Record excerpts:
»»
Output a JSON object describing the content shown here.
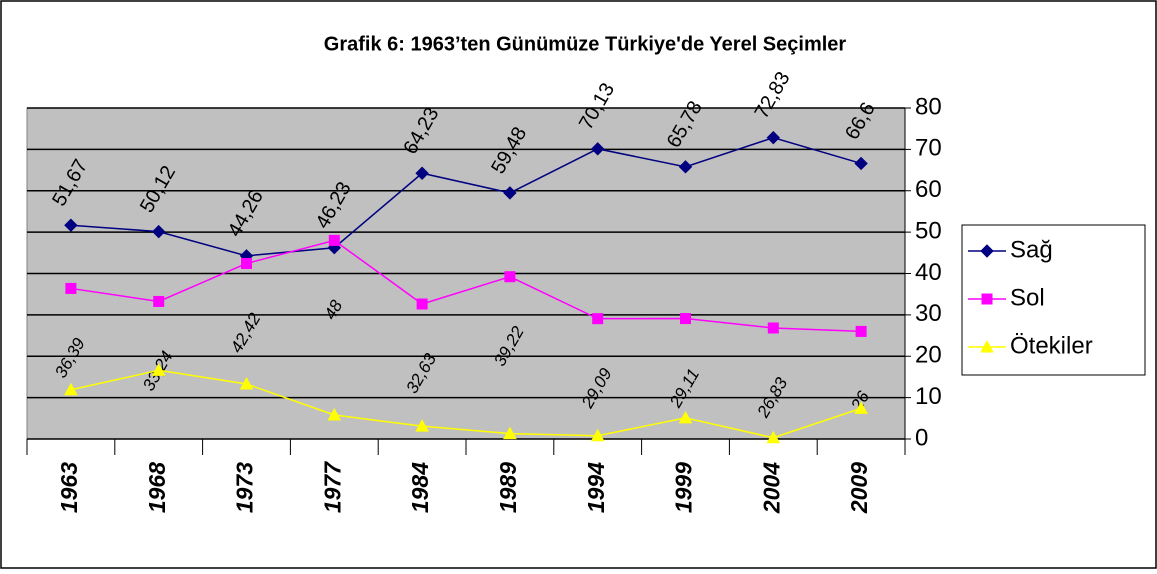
{
  "chart_data": {
    "type": "line",
    "title": "Grafik 6: 1963’ten Günümüze Türkiye'de Yerel Seçimler",
    "categories": [
      "1963",
      "1968",
      "1973",
      "1977",
      "1984",
      "1989",
      "1994",
      "1999",
      "2004",
      "2009"
    ],
    "series": [
      {
        "name": "Sağ",
        "color": "#000080",
        "marker": "diamond",
        "values": [
          51.67,
          50.12,
          44.26,
          46.23,
          64.23,
          59.48,
          70.13,
          65.78,
          72.83,
          66.6
        ],
        "value_labels": [
          "51,67",
          "50,12",
          "44,26",
          "46,23",
          "64,23",
          "59,48",
          "70,13",
          "65,78",
          "72,83",
          "66,6"
        ]
      },
      {
        "name": "Sol",
        "color": "#ff00ff",
        "marker": "square",
        "values": [
          36.39,
          33.24,
          42.42,
          48,
          32.63,
          39.22,
          29.09,
          29.11,
          26.83,
          26
        ],
        "value_labels": [
          "36,39",
          "33,24",
          "42,42",
          "48",
          "32,63",
          "39,22",
          "29,09",
          "29,11",
          "26,83",
          "26"
        ]
      },
      {
        "name": "Ötekiler",
        "color": "#ffff00",
        "marker": "triangle",
        "values": [
          11.9,
          16.6,
          13.3,
          5.8,
          3.1,
          1.3,
          0.8,
          5.1,
          0.3,
          7.4
        ]
      }
    ],
    "ylim": [
      0,
      80
    ],
    "yticks": [
      0,
      10,
      20,
      30,
      40,
      50,
      60,
      70,
      80
    ],
    "grid": true,
    "legend": "right",
    "plot_background": "#c0c0c0"
  }
}
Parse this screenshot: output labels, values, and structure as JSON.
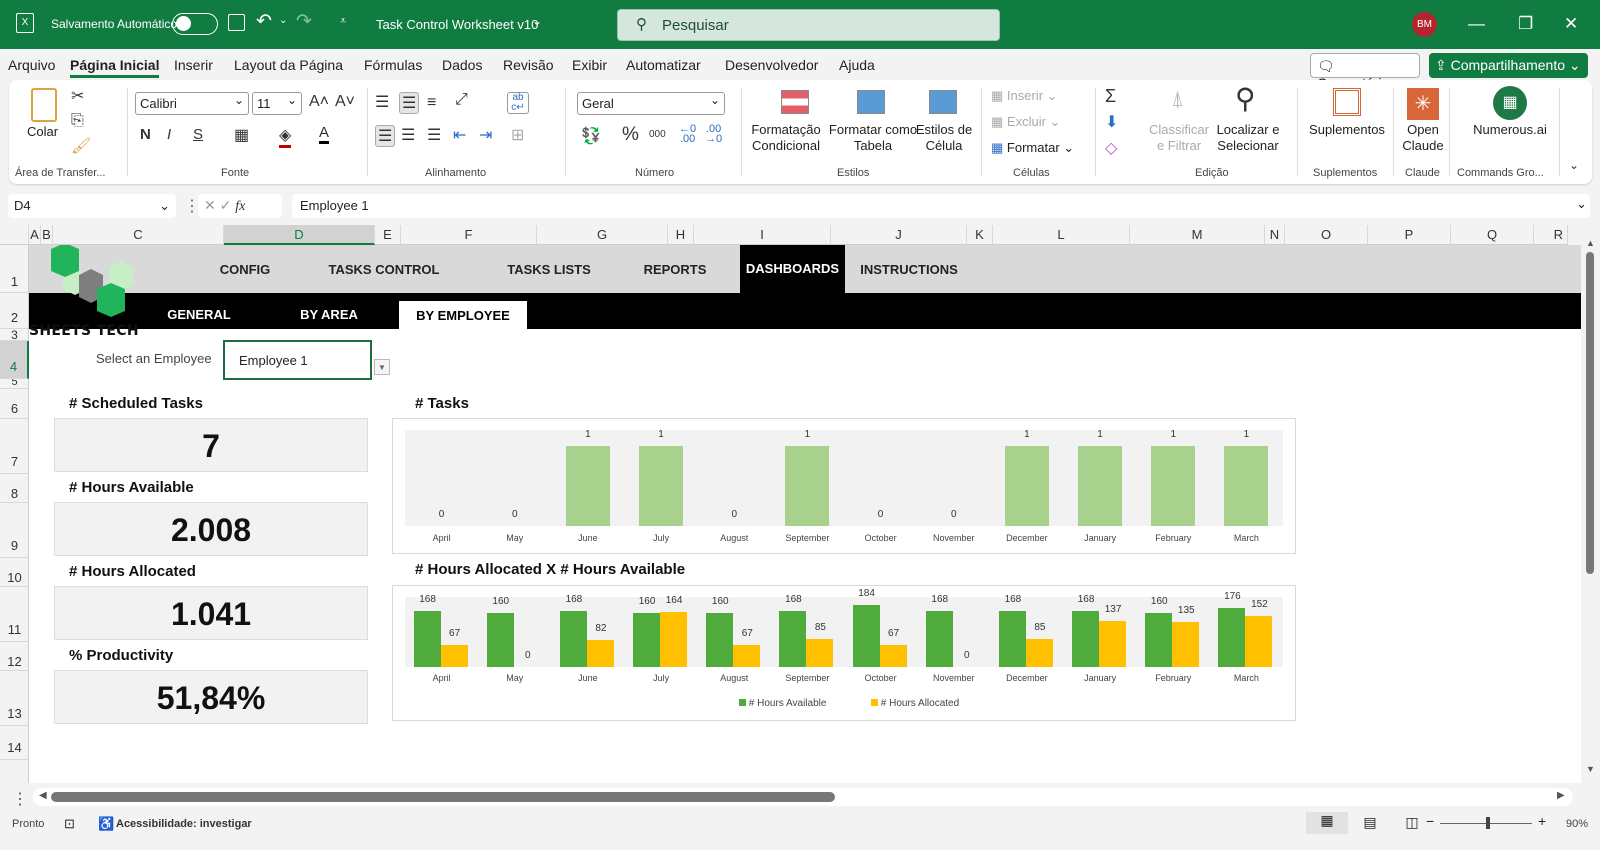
{
  "titlebar": {
    "autosave_label": "Salvamento Automático",
    "doc_title": "Task Control Worksheet v10",
    "search_placeholder": "Pesquisar",
    "user_initials": "BM"
  },
  "menu": [
    "Arquivo",
    "Página Inicial",
    "Inserir",
    "Layout da Página",
    "Fórmulas",
    "Dados",
    "Revisão",
    "Exibir",
    "Automatizar",
    "Desenvolvedor",
    "Ajuda"
  ],
  "menu_actions": {
    "comments": "Comentários",
    "share": "Compartilhamento"
  },
  "ribbon": {
    "clipboard": {
      "paste": "Colar",
      "group": "Área de Transfer..."
    },
    "font": {
      "name": "Calibri",
      "size": "11",
      "bold": "N",
      "italic": "I",
      "underline": "S",
      "group": "Fonte"
    },
    "alignment": {
      "group": "Alinhamento"
    },
    "number": {
      "format": "Geral",
      "percent": "%",
      "thousands": "000",
      "group": "Número"
    },
    "styles": {
      "conditional": "Formatação Condicional",
      "as_table": "Formatar como Tabela",
      "cell_styles": "Estilos de Célula",
      "group": "Estilos"
    },
    "cells": {
      "insert": "Inserir",
      "delete": "Excluir",
      "format": "Formatar",
      "group": "Células"
    },
    "editing": {
      "sort": "Classificar e Filtrar",
      "find": "Localizar e Selecionar",
      "group": "Edição"
    },
    "addins": {
      "label": "Suplementos",
      "group": "Suplementos"
    },
    "claude": {
      "label": "Open Claude",
      "group": "Claude"
    },
    "numerous": {
      "label": "Numerous.ai",
      "group": "Commands Gro..."
    }
  },
  "formula_bar": {
    "name_box": "D4",
    "fx": "fx",
    "value": "Employee 1"
  },
  "columns": [
    "A",
    "B",
    "C",
    "D",
    "E",
    "F",
    "G",
    "H",
    "I",
    "J",
    "K",
    "L",
    "M",
    "N",
    "O",
    "P",
    "Q",
    "R"
  ],
  "rows": [
    "1",
    "2",
    "3",
    "4",
    "5",
    "6",
    "7",
    "8",
    "9",
    "10",
    "11",
    "12",
    "13",
    "14"
  ],
  "sheet": {
    "logo_text": "SHEETS TECH",
    "nav_tabs": [
      "CONFIG",
      "TASKS CONTROL",
      "TASKS LISTS",
      "REPORTS",
      "DASHBOARDS",
      "INSTRUCTIONS"
    ],
    "active_nav": "DASHBOARDS",
    "sub_tabs": [
      "GENERAL",
      "BY AREA",
      "BY EMPLOYEE"
    ],
    "active_sub": "BY EMPLOYEE",
    "select_label": "Select an Employee",
    "selected_employee": "Employee 1",
    "kpis": [
      {
        "label": "# Scheduled Tasks",
        "value": "7"
      },
      {
        "label": "# Hours Available",
        "value": "2.008"
      },
      {
        "label": "# Hours Allocated",
        "value": "1.041"
      },
      {
        "label": "% Productivity",
        "value": "51,84%"
      }
    ]
  },
  "colors": {
    "excel_green": "#107c41",
    "tasks_bar": "#a9d18e",
    "available": "#4eab3c",
    "allocated": "#ffc000"
  },
  "chart_data": [
    {
      "type": "bar",
      "title": "# Tasks",
      "categories": [
        "April",
        "May",
        "June",
        "July",
        "August",
        "September",
        "October",
        "November",
        "December",
        "January",
        "February",
        "March"
      ],
      "values": [
        0,
        0,
        1,
        1,
        0,
        1,
        0,
        0,
        1,
        1,
        1,
        1
      ],
      "xlabel": "",
      "ylabel": "",
      "ylim": [
        0,
        1
      ],
      "grid": false
    },
    {
      "type": "bar",
      "title": "# Hours Allocated  X  # Hours Available",
      "categories": [
        "April",
        "May",
        "June",
        "July",
        "August",
        "September",
        "October",
        "November",
        "December",
        "January",
        "February",
        "March"
      ],
      "series": [
        {
          "name": "# Hours Available",
          "values": [
            168,
            160,
            168,
            160,
            160,
            168,
            184,
            168,
            168,
            168,
            160,
            176
          ]
        },
        {
          "name": "# Hours Allocated",
          "values": [
            67,
            0,
            82,
            164,
            67,
            85,
            67,
            0,
            85,
            137,
            135,
            152
          ]
        }
      ],
      "legend_position": "bottom",
      "ylim": [
        0,
        190
      ],
      "grid": false
    }
  ],
  "status": {
    "ready": "Pronto",
    "accessibility": "Acessibilidade: investigar",
    "zoom": "90%"
  }
}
««
Goal of the exercise:
Only the number is wanted: how many lines in the data include the word "group"?

Task result:
10